Text shown =
═══
The 15th edition was meant to take place in the University of Utrecht (The Netherlands). However, due to the constraints imposed by Corona we will instead hold the meeting online:

**When:**November 30th – December 4th 2020. The sessions will start at 2:30pm (CET). You can find the precise schedule below.**Where:**Zoom. The meeting ID and password have been sent through email to the participants. Write to us if you would like us to send you the details.**How:**You can register here.**Other questions?**You can contact us at 15thiyrwgmc[at]gmail.com.

The deadline for proposing a talk closed on 1st November 2020.

**Online discussion board of the Workshop**

We have set up a Google Group that you can find here. Registered participants should have received an invitation to join (if not, write an email to us!). If the address you registered with is not compatible with Google/Gmail, you should open the link with your Google account and submit a request to join the group. We will approve it shortly.

The idea is for participants to discuss math with each other there (for instance, about the content of the courses, or to ask questions to the speakers of each day). You can find a welcome post there with more information (that we will try to update as issues arise).

Instead of the traditional poster session, we would like to propose participants to create **short videos** (at most 10-15 minutes, preferably shorter) in which they explain some of their work. You may then upload it to Youtube (or some other streaming service), and share the link in a new post in the Group.

For more details, check out the “Welcome post” in the Group.

**Minicourses**

**Title:** *Infinite-dimensional Geometry: theory and applications*

**Speaker:** Alice Barbara Tumpach (Université de Lille, France)

This minicourse is an introduction to Differential Geometry, with highlights on the infinite-dimensional case. It will be divided into 3 sections:

- Basic notions of manifolds and fiber bundles modelled on Hilbert, Banach or Fréchet spaces. Examples used in Geometry, Shape Analysis, or Gauge Theory.

- Inverse Function Theorems: the Banach version and the Nash-Moser version. Some applications to submanifolds.

- Some pathologies concerning Riemannian, complex, symplectic and Poisson structures in the infinite-dimensional setting.

During the lecture, the notions introduced will be illustrated with examples related to projective spaces, grassmannians, diffeomorphisms groups, spaces of sections, spaces of curves, and others.

** References: **

- R.S. Hamilton. * The inverse function Theorem of Nash and Moser *. Bulletin (New Series) of the American Mathematical Society, Volume 7, Number 1, 1982.

- W. Klingenberg. *Riemannian Geometry *. Walter de Gruyter, New York, 1982.

- A. Kriegl and P. W. Michor. * The convenient setting of Global Analysis *. Mathematical Surveys and Monographs, Volume 53.

- S. Lang. *Fundamentals of Differential Geometry *. Graduate Texts in Mathematics, Springer-Verlag, 1999.

- S. Lang. *Differential and Riemannian Manifolds *. Graduate Texts in Mathematics, Springer-Verlag, 1995.

**Title:** *C ^{0} Symplectic Geometry*

**Speaker:** Lev Buhovski (Tel Aviv University, Israel)
═══
[Element box records]
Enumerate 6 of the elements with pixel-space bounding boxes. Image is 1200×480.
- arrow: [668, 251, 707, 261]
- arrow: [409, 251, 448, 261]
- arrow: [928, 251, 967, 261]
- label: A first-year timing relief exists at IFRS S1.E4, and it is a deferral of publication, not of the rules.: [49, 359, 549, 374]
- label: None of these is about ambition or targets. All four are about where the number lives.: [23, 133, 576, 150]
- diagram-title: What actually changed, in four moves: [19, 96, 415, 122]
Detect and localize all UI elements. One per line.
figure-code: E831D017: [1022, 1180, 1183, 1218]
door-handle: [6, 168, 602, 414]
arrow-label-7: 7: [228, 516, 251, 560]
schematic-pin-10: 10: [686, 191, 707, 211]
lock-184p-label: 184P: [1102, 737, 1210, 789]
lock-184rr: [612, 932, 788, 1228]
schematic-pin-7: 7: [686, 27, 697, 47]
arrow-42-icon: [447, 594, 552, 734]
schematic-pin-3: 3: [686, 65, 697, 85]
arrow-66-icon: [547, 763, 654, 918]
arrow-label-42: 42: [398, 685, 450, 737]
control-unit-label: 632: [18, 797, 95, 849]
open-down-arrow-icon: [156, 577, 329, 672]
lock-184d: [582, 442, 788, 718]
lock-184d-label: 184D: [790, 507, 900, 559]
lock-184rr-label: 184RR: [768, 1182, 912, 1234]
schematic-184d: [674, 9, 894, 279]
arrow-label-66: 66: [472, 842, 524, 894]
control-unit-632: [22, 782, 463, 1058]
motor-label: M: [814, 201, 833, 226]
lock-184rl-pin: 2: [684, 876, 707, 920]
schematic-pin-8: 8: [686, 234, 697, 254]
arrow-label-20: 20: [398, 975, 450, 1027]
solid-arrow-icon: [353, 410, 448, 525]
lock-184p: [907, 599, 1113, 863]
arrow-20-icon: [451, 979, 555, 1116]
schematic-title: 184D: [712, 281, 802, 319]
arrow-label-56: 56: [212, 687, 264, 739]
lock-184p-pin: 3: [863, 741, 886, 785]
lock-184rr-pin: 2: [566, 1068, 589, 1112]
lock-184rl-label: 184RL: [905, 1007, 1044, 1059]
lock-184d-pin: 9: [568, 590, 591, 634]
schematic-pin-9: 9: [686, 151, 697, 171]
═══
Directive 1 =
Transcribe the part of the workshop announcement that runs from "The deadline for" to "as issues arise).".
Directive 2 =
Sum up the workshop announcement in two sentences.

Written reply 1 =
The deadline for proposing a talk closed on 1st November 2020.

**Online discussion board of the Workshop**

We have set up a Google Group that you can find here. Registered participants should have received an invitation to join (if not, write an email to us!). If the address you registered with is not compatible with Google/Gmail, you should open the link with your Google account and submit a request to join the group. We will approve it shortly.

The idea is for participants to discuss math with each other there (for instance, about the content of the courses, or to ask questions to the speakers of each day). You can find a welcome post there with more information (that we will try to update as issues arise).

Written reply 2 =
The 15th edition of the workshop, originally meant to take place at the University of Utrecht, will instead be held on Zoom from November 30th to December 4th 2020 because of the constraints imposed by Corona. Participants can use a Google Group to discuss math and to share short videos about their work in place of a poster session, and the minicourses include Alice Barbara Tumpach's introduction to infinite-dimensional geometry and Lev Buhovski's course on C^0 symplectic geometry.